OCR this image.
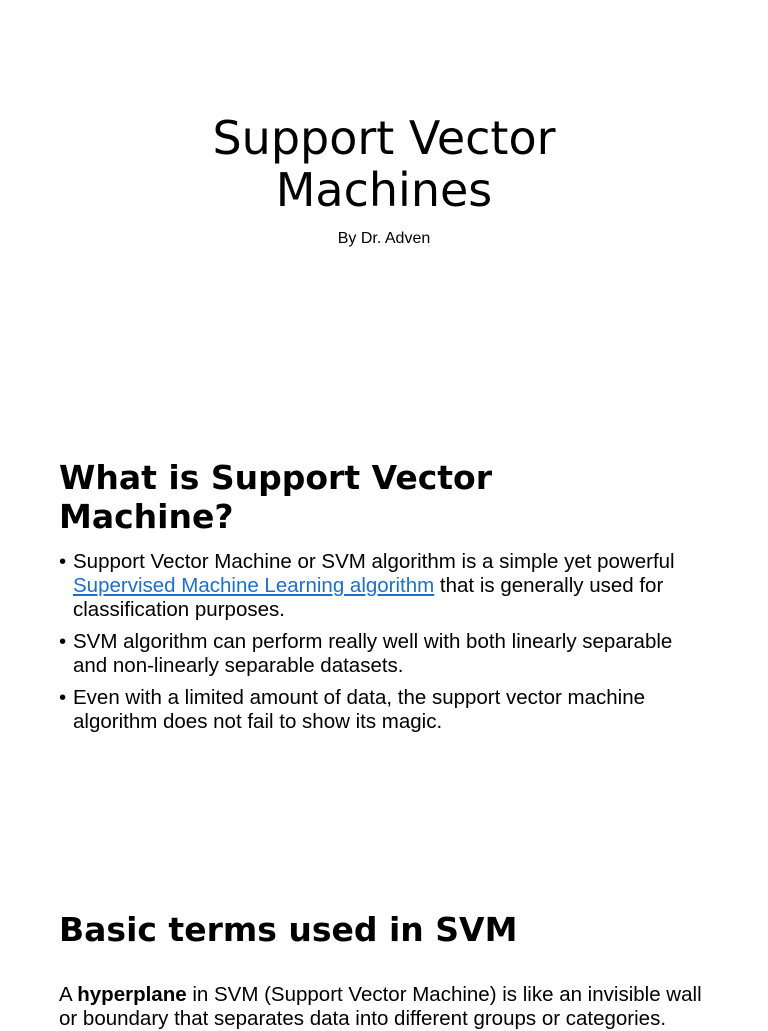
Support Vector
Machines

By Dr. Adven

What is Support Vector
Machine?
• Support Vector Machine or SVM algorithm is a simple yet powerful Supervised Machine Learning algorithm that is generally used for classification purposes.
• SVM algorithm can perform really well with both linearly separable and non-linearly separable datasets.
• Even with a limited amount of data, the support vector machine algorithm does not fail to show its magic.
Basic terms used in SVM

A hyperplane in SVM (Support Vector Machine) is like an invisible wall or boundary that separates data into different groups or categories.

* **Given request**: Omit the pictures and restate the rest of the records verbatim.

* **Reply to the task**:
OCR this image.
Support Vector
Machines

By Dr. Adven

What is Support Vector
Machine?
• Support Vector Machine or SVM algorithm is a simple yet powerful Supervised Machine Learning algorithm that is generally used for classification purposes.
• SVM algorithm can perform really well with both linearly separable and non-linearly separable datasets.
• Even with a limited amount of data, the support vector machine algorithm does not fail to show its magic.
Basic terms used in SVM

A hyperplane in SVM (Support Vector Machine) is like an invisible wall or boundary that separates data into different groups or categories.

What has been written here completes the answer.